EXERCISE TASK: Repeat what the lines below say, word for word, and skip every image.

□ □ □

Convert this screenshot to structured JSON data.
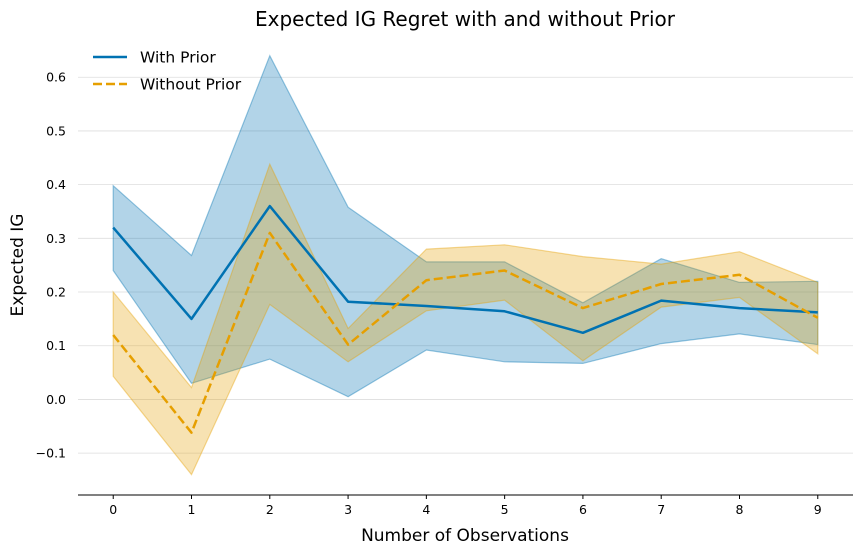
{
  "chart_data": {
    "type": "line",
    "title": "Expected IG Regret with and without Prior",
    "xlabel": "Number of Observations",
    "ylabel": "Expected IG",
    "x": [
      0,
      1,
      2,
      3,
      4,
      5,
      6,
      7,
      8,
      9
    ],
    "xlim": [
      -0.45,
      9.45
    ],
    "ylim": [
      -0.178,
      0.66
    ],
    "yticks": [
      -0.1,
      0.0,
      0.1,
      0.2,
      0.3,
      0.4,
      0.5,
      0.6
    ],
    "ytick_labels": [
      "−0.1",
      "0.0",
      "0.1",
      "0.2",
      "0.3",
      "0.4",
      "0.5",
      "0.6"
    ],
    "xtick_labels": [
      "0",
      "1",
      "2",
      "3",
      "4",
      "5",
      "6",
      "7",
      "8",
      "9"
    ],
    "grid": "horizontal",
    "legend_position": "top-left",
    "series": [
      {
        "name": "With Prior",
        "color": "#0072b2",
        "linestyle": "solid",
        "values": [
          0.32,
          0.15,
          0.36,
          0.182,
          0.174,
          0.164,
          0.124,
          0.184,
          0.17,
          0.162
        ],
        "lower": [
          0.24,
          0.03,
          0.075,
          0.005,
          0.092,
          0.07,
          0.067,
          0.104,
          0.122,
          0.102
        ],
        "upper": [
          0.398,
          0.268,
          0.64,
          0.358,
          0.256,
          0.256,
          0.18,
          0.262,
          0.218,
          0.22
        ]
      },
      {
        "name": "Without Prior",
        "color": "#e69f00",
        "linestyle": "dashed",
        "values": [
          0.12,
          -0.062,
          0.31,
          0.102,
          0.222,
          0.24,
          0.17,
          0.215,
          0.232,
          0.152
        ],
        "lower": [
          0.043,
          -0.14,
          0.177,
          0.07,
          0.165,
          0.185,
          0.072,
          0.172,
          0.19,
          0.085
        ],
        "upper": [
          0.2,
          0.022,
          0.438,
          0.132,
          0.28,
          0.288,
          0.266,
          0.252,
          0.275,
          0.218
        ]
      }
    ]
  }
}
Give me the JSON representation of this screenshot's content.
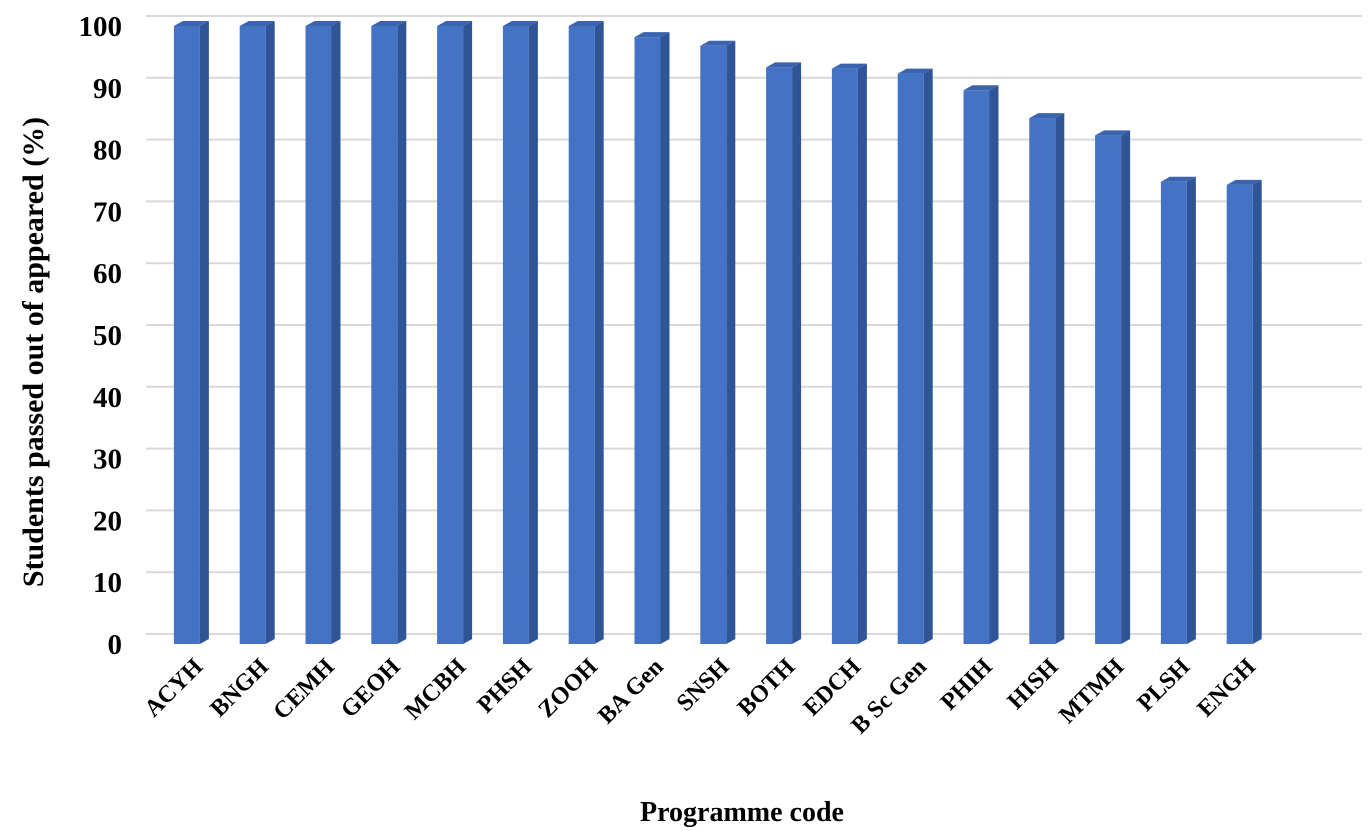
{
  "chart_data": {
    "type": "bar",
    "title": "",
    "xlabel": "Programme code",
    "ylabel": "Students passed out of appeared (%)",
    "ylim": [
      0,
      100
    ],
    "yticks": [
      0,
      10,
      20,
      30,
      40,
      50,
      60,
      70,
      80,
      90,
      100
    ],
    "grid": true,
    "legend": "none",
    "bar_color": "#4472C4",
    "categories": [
      "ACYH",
      "BNGH",
      "CEMH",
      "GEOH",
      "MCBH",
      "PHSH",
      "ZOOH",
      "BA Gen",
      "SNSH",
      "BOTH",
      "EDCH",
      "B Sc Gen",
      "PHIH",
      "HISH",
      "MTMH",
      "PLSH",
      "ENGH"
    ],
    "values": [
      100,
      100,
      100,
      100,
      100,
      100,
      100,
      98.2,
      96.8,
      93.3,
      93.1,
      92.3,
      89.6,
      85.1,
      82.3,
      74.8,
      74.3
    ]
  }
}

□ □ □

RESULT FOR THIS EXERCISE:
Convert this screenshot to structured JSON data.
{
  "chart_data": {
    "type": "line",
    "title": "Expected IG Regret with and without Prior",
    "xlabel": "Number of Observations",
    "ylabel": "Expected IG",
    "x": [
      0,
      1,
      2,
      3,
      4,
      5,
      6,
      7,
      8,
      9
    ],
    "xlim": [
      -0.45,
      9.45
    ],
    "ylim": [
      -0.178,
      0.66
    ],
    "yticks": [
      -0.1,
      0.0,
      0.1,
      0.2,
      0.3,
      0.4,
      0.5,
      0.6
    ],
    "ytick_labels": [
      "−0.1",
      "0.0",
      "0.1",
      "0.2",
      "0.3",
      "0.4",
      "0.5",
      "0.6"
    ],
    "xtick_labels": [
      "0",
      "1",
      "2",
      "3",
      "4",
      "5",
      "6",
      "7",
      "8",
      "9"
    ],
    "grid": "horizontal",
    "legend_position": "top-left",
    "series": [
      {
        "name": "With Prior",
        "color": "#0072b2",
        "linestyle": "solid",
        "values": [
          0.32,
          0.15,
          0.36,
          0.182,
          0.174,
          0.164,
          0.124,
          0.184,
          0.17,
          0.162
        ],
        "lower": [
          0.24,
          0.03,
          0.075,
          0.005,
          0.092,
          0.07,
          0.067,
          0.104,
          0.122,
          0.102
        ],
        "upper": [
          0.398,
          0.268,
          0.64,
          0.358,
          0.256,
          0.256,
          0.18,
          0.262,
          0.218,
          0.22
        ]
      },
      {
        "name": "Without Prior",
        "color": "#e69f00",
        "linestyle": "dashed",
        "values": [
          0.12,
          -0.062,
          0.31,
          0.102,
          0.222,
          0.24,
          0.17,
          0.215,
          0.232,
          0.152
        ],
        "lower": [
          0.043,
          -0.14,
          0.177,
          0.07,
          0.165,
          0.185,
          0.072,
          0.172,
          0.19,
          0.085
        ],
        "upper": [
          0.2,
          0.022,
          0.438,
          0.132,
          0.28,
          0.288,
          0.266,
          0.252,
          0.275,
          0.218
        ]
      }
    ]
  }
}
Give me the JSON representation of this screenshot's content.
{
  "chart_data": {
    "type": "bar",
    "title": "",
    "xlabel": "Programme code",
    "ylabel": "Students passed out of appeared (%)",
    "ylim": [
      0,
      100
    ],
    "yticks": [
      0,
      10,
      20,
      30,
      40,
      50,
      60,
      70,
      80,
      90,
      100
    ],
    "grid": true,
    "legend": "none",
    "bar_color": "#4472C4",
    "categories": [
      "ACYH",
      "BNGH",
      "CEMH",
      "GEOH",
      "MCBH",
      "PHSH",
      "ZOOH",
      "BA Gen",
      "SNSH",
      "BOTH",
      "EDCH",
      "B Sc Gen",
      "PHIH",
      "HISH",
      "MTMH",
      "PLSH",
      "ENGH"
    ],
    "values": [
      100,
      100,
      100,
      100,
      100,
      100,
      100,
      98.2,
      96.8,
      93.3,
      93.1,
      92.3,
      89.6,
      85.1,
      82.3,
      74.8,
      74.3
    ]
  }
}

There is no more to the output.